— BEGIN INFORMATION GIVEN —
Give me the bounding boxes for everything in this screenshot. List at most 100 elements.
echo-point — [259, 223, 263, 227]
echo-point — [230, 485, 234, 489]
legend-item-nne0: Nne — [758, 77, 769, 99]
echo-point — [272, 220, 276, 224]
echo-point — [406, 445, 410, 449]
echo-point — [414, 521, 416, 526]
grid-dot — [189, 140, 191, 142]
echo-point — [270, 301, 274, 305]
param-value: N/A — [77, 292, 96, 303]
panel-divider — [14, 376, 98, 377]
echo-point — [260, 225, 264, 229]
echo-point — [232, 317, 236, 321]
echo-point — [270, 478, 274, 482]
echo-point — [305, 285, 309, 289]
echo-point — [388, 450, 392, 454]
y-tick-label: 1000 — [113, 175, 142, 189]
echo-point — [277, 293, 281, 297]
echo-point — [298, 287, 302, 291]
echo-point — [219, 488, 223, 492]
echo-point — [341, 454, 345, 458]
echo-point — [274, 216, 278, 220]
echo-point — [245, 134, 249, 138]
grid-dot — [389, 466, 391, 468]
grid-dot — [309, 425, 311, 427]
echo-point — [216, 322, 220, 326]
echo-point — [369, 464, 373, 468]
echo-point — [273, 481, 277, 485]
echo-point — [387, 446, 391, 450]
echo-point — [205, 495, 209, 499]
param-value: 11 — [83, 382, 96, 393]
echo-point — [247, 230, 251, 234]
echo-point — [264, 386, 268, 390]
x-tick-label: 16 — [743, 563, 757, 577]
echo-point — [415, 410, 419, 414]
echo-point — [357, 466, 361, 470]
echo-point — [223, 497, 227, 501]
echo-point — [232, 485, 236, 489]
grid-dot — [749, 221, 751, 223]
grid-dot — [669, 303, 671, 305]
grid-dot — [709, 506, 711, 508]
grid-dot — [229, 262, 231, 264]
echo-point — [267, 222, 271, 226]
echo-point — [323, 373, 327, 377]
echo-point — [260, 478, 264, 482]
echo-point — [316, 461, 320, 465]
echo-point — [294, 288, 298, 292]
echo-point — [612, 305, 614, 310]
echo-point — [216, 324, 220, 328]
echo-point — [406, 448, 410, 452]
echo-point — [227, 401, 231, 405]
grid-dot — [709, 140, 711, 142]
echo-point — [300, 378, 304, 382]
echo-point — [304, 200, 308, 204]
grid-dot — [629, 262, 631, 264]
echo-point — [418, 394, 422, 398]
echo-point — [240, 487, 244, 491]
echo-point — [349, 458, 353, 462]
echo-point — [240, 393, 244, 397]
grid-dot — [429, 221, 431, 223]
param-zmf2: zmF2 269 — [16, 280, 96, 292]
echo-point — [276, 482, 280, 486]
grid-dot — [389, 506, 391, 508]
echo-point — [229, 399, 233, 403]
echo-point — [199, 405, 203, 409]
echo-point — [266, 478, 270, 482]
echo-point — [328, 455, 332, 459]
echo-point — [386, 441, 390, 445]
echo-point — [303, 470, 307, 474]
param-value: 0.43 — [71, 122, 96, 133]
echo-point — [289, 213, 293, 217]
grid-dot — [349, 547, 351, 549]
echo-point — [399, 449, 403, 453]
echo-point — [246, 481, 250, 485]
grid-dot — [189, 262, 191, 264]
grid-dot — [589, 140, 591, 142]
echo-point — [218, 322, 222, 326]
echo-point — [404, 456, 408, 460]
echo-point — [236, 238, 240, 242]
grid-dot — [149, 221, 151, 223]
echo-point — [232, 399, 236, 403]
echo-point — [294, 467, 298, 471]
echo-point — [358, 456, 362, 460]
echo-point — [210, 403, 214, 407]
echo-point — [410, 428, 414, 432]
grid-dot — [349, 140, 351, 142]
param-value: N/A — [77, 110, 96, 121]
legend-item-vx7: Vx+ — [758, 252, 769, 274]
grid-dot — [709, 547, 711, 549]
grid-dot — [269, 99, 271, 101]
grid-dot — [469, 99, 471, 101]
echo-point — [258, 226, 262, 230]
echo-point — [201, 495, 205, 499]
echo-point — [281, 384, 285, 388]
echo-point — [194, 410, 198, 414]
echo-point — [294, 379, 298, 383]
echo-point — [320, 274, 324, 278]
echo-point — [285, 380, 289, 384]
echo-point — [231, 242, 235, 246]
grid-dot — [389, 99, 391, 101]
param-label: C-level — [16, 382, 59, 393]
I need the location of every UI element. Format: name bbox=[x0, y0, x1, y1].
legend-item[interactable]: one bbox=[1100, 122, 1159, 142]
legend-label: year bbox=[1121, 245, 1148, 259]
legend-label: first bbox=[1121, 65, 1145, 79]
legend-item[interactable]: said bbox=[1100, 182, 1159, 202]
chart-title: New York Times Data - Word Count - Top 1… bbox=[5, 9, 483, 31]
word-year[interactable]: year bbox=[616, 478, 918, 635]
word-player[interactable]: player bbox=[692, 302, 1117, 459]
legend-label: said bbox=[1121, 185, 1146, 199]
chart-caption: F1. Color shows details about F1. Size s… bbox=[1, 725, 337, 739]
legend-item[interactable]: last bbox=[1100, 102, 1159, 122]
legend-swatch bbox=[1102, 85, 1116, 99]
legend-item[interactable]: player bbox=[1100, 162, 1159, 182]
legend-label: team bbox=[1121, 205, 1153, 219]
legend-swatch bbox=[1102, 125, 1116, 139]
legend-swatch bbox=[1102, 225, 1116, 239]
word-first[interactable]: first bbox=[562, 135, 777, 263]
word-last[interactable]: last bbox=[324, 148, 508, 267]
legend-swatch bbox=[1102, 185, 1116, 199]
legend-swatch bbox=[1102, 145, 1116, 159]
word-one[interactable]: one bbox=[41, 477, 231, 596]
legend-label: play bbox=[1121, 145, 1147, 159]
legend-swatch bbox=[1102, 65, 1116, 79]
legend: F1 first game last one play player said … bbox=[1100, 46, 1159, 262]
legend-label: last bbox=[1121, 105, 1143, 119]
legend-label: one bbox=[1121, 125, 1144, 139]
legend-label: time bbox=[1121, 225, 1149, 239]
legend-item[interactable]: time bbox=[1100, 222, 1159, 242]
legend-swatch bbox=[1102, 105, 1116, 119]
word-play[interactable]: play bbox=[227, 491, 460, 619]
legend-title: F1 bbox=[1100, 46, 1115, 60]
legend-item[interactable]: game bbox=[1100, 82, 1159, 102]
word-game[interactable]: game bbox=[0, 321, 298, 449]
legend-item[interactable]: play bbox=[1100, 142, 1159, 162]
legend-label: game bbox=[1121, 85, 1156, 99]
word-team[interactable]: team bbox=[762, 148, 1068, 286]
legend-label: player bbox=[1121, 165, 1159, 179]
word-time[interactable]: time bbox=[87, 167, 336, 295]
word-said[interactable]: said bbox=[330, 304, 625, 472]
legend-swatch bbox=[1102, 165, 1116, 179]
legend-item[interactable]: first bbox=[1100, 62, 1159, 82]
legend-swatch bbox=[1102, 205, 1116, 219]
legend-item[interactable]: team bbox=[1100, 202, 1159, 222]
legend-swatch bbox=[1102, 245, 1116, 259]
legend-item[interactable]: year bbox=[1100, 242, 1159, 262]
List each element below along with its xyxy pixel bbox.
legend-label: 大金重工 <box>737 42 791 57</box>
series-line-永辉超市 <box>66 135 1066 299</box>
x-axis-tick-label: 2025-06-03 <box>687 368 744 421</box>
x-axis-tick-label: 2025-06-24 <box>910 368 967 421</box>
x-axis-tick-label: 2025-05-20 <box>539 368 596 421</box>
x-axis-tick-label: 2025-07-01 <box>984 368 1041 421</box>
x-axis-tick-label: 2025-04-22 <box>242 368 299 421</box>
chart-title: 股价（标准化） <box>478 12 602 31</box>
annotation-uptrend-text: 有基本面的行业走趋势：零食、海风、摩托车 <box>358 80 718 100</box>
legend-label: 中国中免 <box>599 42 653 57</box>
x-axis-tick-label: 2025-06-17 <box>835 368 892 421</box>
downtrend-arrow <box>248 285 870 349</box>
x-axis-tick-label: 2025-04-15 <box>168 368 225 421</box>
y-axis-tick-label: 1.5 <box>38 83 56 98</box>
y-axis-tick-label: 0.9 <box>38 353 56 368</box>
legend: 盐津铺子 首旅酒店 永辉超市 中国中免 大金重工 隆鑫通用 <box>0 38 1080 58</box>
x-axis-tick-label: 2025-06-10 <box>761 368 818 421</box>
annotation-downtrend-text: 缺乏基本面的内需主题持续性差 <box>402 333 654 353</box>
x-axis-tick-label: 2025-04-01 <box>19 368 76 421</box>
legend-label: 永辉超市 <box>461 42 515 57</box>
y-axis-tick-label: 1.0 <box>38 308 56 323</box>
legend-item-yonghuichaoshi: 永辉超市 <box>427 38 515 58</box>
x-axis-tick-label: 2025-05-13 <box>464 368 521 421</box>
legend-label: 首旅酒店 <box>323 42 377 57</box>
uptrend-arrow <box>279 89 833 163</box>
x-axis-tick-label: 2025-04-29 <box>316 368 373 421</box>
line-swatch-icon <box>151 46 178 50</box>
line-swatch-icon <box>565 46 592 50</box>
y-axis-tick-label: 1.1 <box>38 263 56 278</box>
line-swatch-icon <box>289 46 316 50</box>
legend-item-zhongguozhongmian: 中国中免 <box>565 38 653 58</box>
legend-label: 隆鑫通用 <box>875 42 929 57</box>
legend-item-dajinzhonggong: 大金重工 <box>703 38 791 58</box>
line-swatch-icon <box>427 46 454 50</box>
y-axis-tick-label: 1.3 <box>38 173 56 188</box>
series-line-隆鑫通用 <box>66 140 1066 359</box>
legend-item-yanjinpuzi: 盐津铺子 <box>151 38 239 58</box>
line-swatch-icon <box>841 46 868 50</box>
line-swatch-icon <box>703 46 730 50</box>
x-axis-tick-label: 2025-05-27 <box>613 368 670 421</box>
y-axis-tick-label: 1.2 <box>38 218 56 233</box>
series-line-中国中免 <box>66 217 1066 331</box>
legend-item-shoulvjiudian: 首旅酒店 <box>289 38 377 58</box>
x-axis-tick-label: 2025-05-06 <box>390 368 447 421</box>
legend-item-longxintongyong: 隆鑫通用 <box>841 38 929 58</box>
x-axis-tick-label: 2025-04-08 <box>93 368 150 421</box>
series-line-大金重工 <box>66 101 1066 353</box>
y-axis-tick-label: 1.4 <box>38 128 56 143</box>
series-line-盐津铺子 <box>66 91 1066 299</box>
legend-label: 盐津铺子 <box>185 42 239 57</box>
— END INFORMATION GIVEN —
▸ JOB
Return the items word for word, starting at the first line and ending at the line that contains "echo-point — [247, 230, 251, 234]", with both ends included.

▸ RESULT
Give me the bounding boxes for everything in this screenshot. List at most 100 elements.
echo-point — [259, 223, 263, 227]
echo-point — [230, 485, 234, 489]
legend-item-nne0: Nne — [758, 77, 769, 99]
echo-point — [272, 220, 276, 224]
echo-point — [406, 445, 410, 449]
echo-point — [414, 521, 416, 526]
grid-dot — [189, 140, 191, 142]
echo-point — [270, 301, 274, 305]
param-value: N/A — [77, 292, 96, 303]
panel-divider — [14, 376, 98, 377]
echo-point — [260, 225, 264, 229]
echo-point — [232, 317, 236, 321]
echo-point — [270, 478, 274, 482]
echo-point — [305, 285, 309, 289]
echo-point — [388, 450, 392, 454]
y-tick-label: 1000 — [113, 175, 142, 189]
echo-point — [277, 293, 281, 297]
echo-point — [298, 287, 302, 291]
echo-point — [219, 488, 223, 492]
echo-point — [341, 454, 345, 458]
echo-point — [274, 216, 278, 220]
echo-point — [245, 134, 249, 138]
grid-dot — [389, 466, 391, 468]
grid-dot — [309, 425, 311, 427]
echo-point — [216, 322, 220, 326]
echo-point — [369, 464, 373, 468]
echo-point — [273, 481, 277, 485]
echo-point — [387, 446, 391, 450]
echo-point — [205, 495, 209, 499]
param-value: 11 — [83, 382, 96, 393]
echo-point — [247, 230, 251, 234]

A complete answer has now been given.